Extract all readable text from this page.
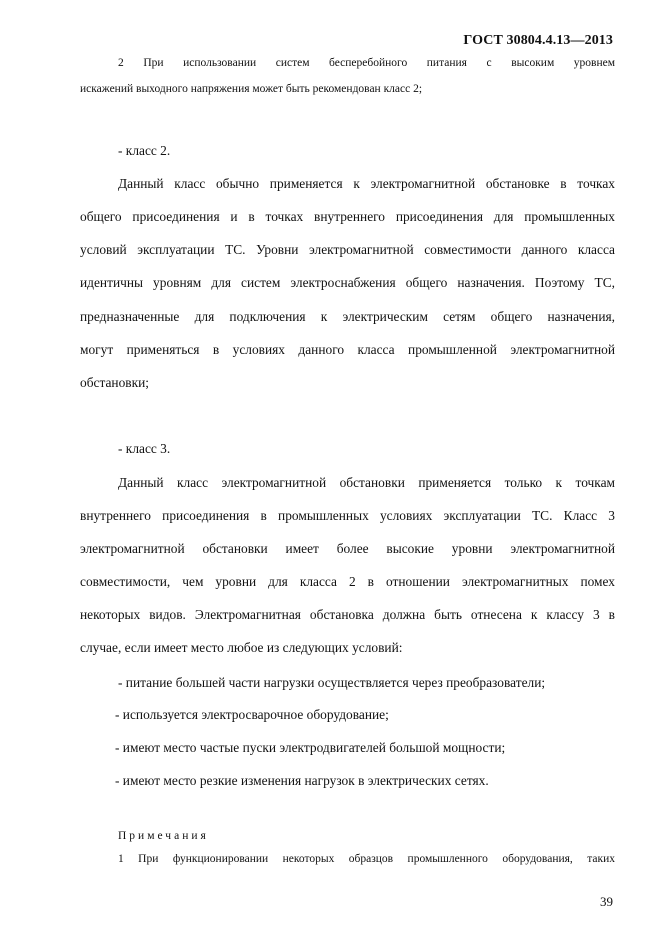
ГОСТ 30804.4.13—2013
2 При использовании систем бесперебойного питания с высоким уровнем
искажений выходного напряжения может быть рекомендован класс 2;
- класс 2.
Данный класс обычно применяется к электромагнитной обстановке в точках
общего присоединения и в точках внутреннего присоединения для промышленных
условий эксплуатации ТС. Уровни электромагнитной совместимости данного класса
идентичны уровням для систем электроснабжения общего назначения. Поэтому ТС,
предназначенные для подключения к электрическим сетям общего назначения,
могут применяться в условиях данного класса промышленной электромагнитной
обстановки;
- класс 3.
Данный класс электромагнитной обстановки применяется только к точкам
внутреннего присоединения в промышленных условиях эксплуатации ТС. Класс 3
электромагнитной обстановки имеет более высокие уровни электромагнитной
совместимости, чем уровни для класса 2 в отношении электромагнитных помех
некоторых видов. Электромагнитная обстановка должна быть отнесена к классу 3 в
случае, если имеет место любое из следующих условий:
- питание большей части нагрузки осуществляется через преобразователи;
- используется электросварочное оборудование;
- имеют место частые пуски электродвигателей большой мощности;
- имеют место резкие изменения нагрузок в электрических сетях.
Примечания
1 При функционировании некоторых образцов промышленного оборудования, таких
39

__________

### STATED GOAL
Can you restate all the records above word for word while dropping the pictures?

### RESULT
Extract all readable text from this page.
ГОСТ 30804.4.13—2013
2 При использовании систем бесперебойного питания с высоким уровнем
искажений выходного напряжения может быть рекомендован класс 2;
- класс 2.
Данный класс обычно применяется к электромагнитной обстановке в точках
общего присоединения и в точках внутреннего присоединения для промышленных
условий эксплуатации ТС. Уровни электромагнитной совместимости данного класса
идентичны уровням для систем электроснабжения общего назначения. Поэтому ТС,
предназначенные для подключения к электрическим сетям общего назначения,
могут применяться в условиях данного класса промышленной электромагнитной
обстановки;
- класс 3.
Данный класс электромагнитной обстановки применяется только к точкам
внутреннего присоединения в промышленных условиях эксплуатации ТС. Класс 3
электромагнитной обстановки имеет более высокие уровни электромагнитной
совместимости, чем уровни для класса 2 в отношении электромагнитных помех
некоторых видов. Электромагнитная обстановка должна быть отнесена к классу 3 в
случае, если имеет место любое из следующих условий:
- питание большей части нагрузки осуществляется через преобразователи;
- используется электросварочное оборудование;
- имеют место частые пуски электродвигателей большой мощности;
- имеют место резкие изменения нагрузок в электрических сетях.
Примечания
1 При функционировании некоторых образцов промышленного оборудования, таких
39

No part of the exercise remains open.